**Exercise goal:** Can you copy the entire listing below line for line, leaving every character unchanged?

[Begin Available records]

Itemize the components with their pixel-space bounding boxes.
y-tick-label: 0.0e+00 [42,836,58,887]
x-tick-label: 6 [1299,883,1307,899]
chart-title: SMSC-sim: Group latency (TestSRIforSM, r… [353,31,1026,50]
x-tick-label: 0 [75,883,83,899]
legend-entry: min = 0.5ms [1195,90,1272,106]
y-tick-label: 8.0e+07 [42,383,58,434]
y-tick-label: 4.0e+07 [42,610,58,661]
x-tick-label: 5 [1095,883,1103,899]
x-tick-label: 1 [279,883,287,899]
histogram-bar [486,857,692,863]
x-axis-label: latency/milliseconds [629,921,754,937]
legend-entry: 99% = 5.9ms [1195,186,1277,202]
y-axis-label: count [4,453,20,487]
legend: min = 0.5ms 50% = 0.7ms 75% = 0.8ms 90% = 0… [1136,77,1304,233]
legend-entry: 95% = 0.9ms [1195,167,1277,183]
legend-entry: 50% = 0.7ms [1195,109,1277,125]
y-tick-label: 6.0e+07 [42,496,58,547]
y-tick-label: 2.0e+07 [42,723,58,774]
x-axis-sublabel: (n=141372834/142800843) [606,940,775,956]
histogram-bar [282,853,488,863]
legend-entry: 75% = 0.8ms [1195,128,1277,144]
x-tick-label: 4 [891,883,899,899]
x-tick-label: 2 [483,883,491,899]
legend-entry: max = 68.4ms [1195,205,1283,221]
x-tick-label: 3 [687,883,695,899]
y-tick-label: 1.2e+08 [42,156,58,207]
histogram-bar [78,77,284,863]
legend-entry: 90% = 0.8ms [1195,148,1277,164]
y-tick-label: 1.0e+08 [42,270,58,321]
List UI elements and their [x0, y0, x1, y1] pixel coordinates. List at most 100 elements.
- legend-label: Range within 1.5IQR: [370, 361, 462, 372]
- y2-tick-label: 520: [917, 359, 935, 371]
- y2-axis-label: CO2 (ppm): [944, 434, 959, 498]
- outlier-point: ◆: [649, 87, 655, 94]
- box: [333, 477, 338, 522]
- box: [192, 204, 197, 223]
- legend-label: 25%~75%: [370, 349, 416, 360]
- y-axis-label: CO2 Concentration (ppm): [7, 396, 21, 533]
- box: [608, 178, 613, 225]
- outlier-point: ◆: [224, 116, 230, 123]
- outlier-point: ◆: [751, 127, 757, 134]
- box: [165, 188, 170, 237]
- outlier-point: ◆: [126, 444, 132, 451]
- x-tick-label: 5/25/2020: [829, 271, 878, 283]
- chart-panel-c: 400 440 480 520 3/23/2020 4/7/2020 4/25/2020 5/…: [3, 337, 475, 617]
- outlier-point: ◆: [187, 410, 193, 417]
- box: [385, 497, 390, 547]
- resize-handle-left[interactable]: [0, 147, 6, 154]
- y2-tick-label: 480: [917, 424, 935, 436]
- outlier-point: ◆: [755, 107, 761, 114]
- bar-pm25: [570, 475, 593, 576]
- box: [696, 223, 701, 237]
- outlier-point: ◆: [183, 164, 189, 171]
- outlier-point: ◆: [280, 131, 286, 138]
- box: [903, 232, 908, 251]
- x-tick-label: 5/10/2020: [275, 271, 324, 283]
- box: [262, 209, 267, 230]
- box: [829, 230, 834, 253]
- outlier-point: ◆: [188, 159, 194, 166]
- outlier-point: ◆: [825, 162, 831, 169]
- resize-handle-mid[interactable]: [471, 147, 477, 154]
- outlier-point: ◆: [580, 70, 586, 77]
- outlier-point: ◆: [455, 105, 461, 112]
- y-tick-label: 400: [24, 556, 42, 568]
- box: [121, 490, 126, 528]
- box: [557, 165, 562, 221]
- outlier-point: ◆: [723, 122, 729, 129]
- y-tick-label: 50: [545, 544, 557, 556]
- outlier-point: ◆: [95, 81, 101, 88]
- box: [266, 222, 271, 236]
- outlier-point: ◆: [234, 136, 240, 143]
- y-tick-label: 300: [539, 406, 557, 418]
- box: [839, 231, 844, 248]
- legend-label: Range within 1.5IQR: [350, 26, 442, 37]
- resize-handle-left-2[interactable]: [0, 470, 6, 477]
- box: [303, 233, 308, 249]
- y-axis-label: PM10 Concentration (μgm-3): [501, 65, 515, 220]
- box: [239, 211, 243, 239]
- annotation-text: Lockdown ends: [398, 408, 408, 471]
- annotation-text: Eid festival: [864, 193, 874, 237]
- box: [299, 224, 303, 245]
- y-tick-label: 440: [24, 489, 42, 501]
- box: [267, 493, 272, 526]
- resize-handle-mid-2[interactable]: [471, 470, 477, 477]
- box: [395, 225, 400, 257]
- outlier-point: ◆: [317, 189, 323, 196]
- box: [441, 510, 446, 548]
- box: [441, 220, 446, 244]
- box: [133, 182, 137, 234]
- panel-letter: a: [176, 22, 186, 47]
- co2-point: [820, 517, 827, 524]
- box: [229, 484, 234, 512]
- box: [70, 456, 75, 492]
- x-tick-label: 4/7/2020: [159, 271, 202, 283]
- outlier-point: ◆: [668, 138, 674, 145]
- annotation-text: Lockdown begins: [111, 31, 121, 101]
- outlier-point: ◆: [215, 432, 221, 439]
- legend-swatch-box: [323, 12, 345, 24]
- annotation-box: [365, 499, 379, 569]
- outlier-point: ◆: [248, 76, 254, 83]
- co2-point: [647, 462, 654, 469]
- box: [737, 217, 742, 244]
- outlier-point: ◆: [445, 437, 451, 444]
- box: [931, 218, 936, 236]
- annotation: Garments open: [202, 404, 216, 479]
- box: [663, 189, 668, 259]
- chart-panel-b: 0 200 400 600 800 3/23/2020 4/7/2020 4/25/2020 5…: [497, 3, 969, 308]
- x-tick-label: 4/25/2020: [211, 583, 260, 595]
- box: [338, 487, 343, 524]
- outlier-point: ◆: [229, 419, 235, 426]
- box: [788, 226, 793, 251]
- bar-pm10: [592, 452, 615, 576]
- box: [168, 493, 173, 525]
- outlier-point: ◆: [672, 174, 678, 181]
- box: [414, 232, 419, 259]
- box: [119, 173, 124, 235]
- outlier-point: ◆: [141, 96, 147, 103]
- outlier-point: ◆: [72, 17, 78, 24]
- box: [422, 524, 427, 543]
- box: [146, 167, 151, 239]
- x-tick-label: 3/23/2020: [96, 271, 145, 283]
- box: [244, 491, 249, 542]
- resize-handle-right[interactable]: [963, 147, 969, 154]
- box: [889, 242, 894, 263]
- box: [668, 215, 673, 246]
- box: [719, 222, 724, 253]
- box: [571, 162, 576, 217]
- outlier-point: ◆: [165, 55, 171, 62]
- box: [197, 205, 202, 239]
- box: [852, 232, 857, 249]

[End Available records]

**Output for this task:**
Itemize the components with their pixel-space bounding boxes.
y-tick-label: 0.0e+00 [42,836,58,887]
x-tick-label: 6 [1299,883,1307,899]
chart-title: SMSC-sim: Group latency (TestSRIforSM, r… [353,31,1026,50]
x-tick-label: 0 [75,883,83,899]
legend-entry: min = 0.5ms [1195,90,1272,106]
y-tick-label: 8.0e+07 [42,383,58,434]
y-tick-label: 4.0e+07 [42,610,58,661]
x-tick-label: 5 [1095,883,1103,899]
x-tick-label: 1 [279,883,287,899]
histogram-bar [486,857,692,863]
x-axis-label: latency/milliseconds [629,921,754,937]
legend-entry: 99% = 5.9ms [1195,186,1277,202]
y-axis-label: count [4,453,20,487]
legend: min = 0.5ms 50% = 0.7ms 75% = 0.8ms 90% = 0… [1136,77,1304,233]
legend-entry: 95% = 0.9ms [1195,167,1277,183]
legend-entry: 50% = 0.7ms [1195,109,1277,125]
y-tick-label: 6.0e+07 [42,496,58,547]
y-tick-label: 2.0e+07 [42,723,58,774]
x-axis-sublabel: (n=141372834/142800843) [606,940,775,956]
histogram-bar [282,853,488,863]
legend-entry: 75% = 0.8ms [1195,128,1277,144]
x-tick-label: 4 [891,883,899,899]
x-tick-label: 2 [483,883,491,899]
legend-entry: max = 68.4ms [1195,205,1283,221]
x-tick-label: 3 [687,883,695,899]
y-tick-label: 1.2e+08 [42,156,58,207]
histogram-bar [78,77,284,863]
legend-entry: 90% = 0.8ms [1195,148,1277,164]
y-tick-label: 1.0e+08 [42,270,58,321]
List UI elements and their [x0, y0, x1, y1] pixel coordinates. List at most 100 elements.
- legend-label: Range within 1.5IQR: [370, 361, 462, 372]
- y2-tick-label: 520: [917, 359, 935, 371]
- y2-axis-label: CO2 (ppm): [944, 434, 959, 498]
- outlier-point: ◆: [649, 87, 655, 94]
- box: [333, 477, 338, 522]
- box: [192, 204, 197, 223]
- legend-label: 25%~75%: [370, 349, 416, 360]
- y-axis-label: CO2 Concentration (ppm): [7, 396, 21, 533]
- box: [608, 178, 613, 225]
- outlier-point: ◆: [224, 116, 230, 123]
- outlier-point: ◆: [751, 127, 757, 134]
- box: [165, 188, 170, 237]
- outlier-point: ◆: [126, 444, 132, 451]
- x-tick-label: 5/25/2020: [829, 271, 878, 283]
- chart-panel-c: 400 440 480 520 3/23/2020 4/7/2020 4/25/2020 5/…: [3, 337, 475, 617]
- outlier-point: ◆: [187, 410, 193, 417]
- box: [385, 497, 390, 547]
- resize-handle-left[interactable]: [0, 147, 6, 154]
- y2-tick-label: 480: [917, 424, 935, 436]
- outlier-point: ◆: [755, 107, 761, 114]
- bar-pm25: [570, 475, 593, 576]
- box: [696, 223, 701, 237]
- outlier-point: ◆: [183, 164, 189, 171]
- outlier-point: ◆: [280, 131, 286, 138]
- box: [903, 232, 908, 251]
- x-tick-label: 5/10/2020: [275, 271, 324, 283]
- box: [262, 209, 267, 230]
- box: [829, 230, 834, 253]
- outlier-point: ◆: [188, 159, 194, 166]
- outlier-point: ◆: [825, 162, 831, 169]
- resize-handle-mid[interactable]: [471, 147, 477, 154]
- outlier-point: ◆: [580, 70, 586, 77]
- outlier-point: ◆: [455, 105, 461, 112]
- y-tick-label: 400: [24, 556, 42, 568]
- box: [121, 490, 126, 528]
- box: [557, 165, 562, 221]
- outlier-point: ◆: [723, 122, 729, 129]
- y-tick-label: 50: [545, 544, 557, 556]
- outlier-point: ◆: [95, 81, 101, 88]
- box: [266, 222, 271, 236]
- outlier-point: ◆: [234, 136, 240, 143]
- y-tick-label: 300: [539, 406, 557, 418]
- box: [839, 231, 844, 248]
- legend-label: Range within 1.5IQR: [350, 26, 442, 37]
- resize-handle-left-2[interactable]: [0, 470, 6, 477]
- box: [303, 233, 308, 249]
- y-axis-label: PM10 Concentration (μgm-3): [501, 65, 515, 220]
- box: [239, 211, 243, 239]
- annotation-text: Lockdown ends: [398, 408, 408, 471]
- annotation-text: Eid festival: [864, 193, 874, 237]
- box: [299, 224, 303, 245]
- y-tick-label: 440: [24, 489, 42, 501]
- box: [267, 493, 272, 526]
- resize-handle-mid-2[interactable]: [471, 470, 477, 477]
- box: [395, 225, 400, 257]
- outlier-point: ◆: [317, 189, 323, 196]
- box: [441, 510, 446, 548]
- box: [441, 220, 446, 244]
- box: [133, 182, 137, 234]
- panel-letter: a: [176, 22, 186, 47]
- co2-point: [820, 517, 827, 524]
- box: [229, 484, 234, 512]
- box: [70, 456, 75, 492]
- x-tick-label: 4/7/2020: [159, 271, 202, 283]
- outlier-point: ◆: [668, 138, 674, 145]
- annotation-text: Lockdown begins: [111, 31, 121, 101]
- outlier-point: ◆: [215, 432, 221, 439]
- legend-swatch-box: [323, 12, 345, 24]
- annotation-box: [365, 499, 379, 569]
- outlier-point: ◆: [248, 76, 254, 83]
- co2-point: [647, 462, 654, 469]
- box: [737, 217, 742, 244]
- outlier-point: ◆: [445, 437, 451, 444]
- box: [931, 218, 936, 236]
- annotation: Garments open: [202, 404, 216, 479]
- box: [663, 189, 668, 259]
- chart-panel-b: 0 200 400 600 800 3/23/2020 4/7/2020 4/25/2020 5…: [497, 3, 969, 308]
- x-tick-label: 4/25/2020: [211, 583, 260, 595]
- box: [338, 487, 343, 524]
- outlier-point: ◆: [229, 419, 235, 426]
- box: [788, 226, 793, 251]
- bar-pm10: [592, 452, 615, 576]
- box: [168, 493, 173, 525]
- outlier-point: ◆: [672, 174, 678, 181]
- box: [414, 232, 419, 259]
- box: [119, 173, 124, 235]
- outlier-point: ◆: [141, 96, 147, 103]
- outlier-point: ◆: [72, 17, 78, 24]
- box: [422, 524, 427, 543]
- box: [146, 167, 151, 239]
- x-tick-label: 3/23/2020: [96, 271, 145, 283]
- box: [244, 491, 249, 542]
- resize-handle-right[interactable]: [963, 147, 969, 154]
- box: [889, 242, 894, 263]
- box: [668, 215, 673, 246]
- box: [719, 222, 724, 253]
- box: [571, 162, 576, 217]
- outlier-point: ◆: [165, 55, 171, 62]
- box: [197, 205, 202, 239]
- box: [852, 232, 857, 249]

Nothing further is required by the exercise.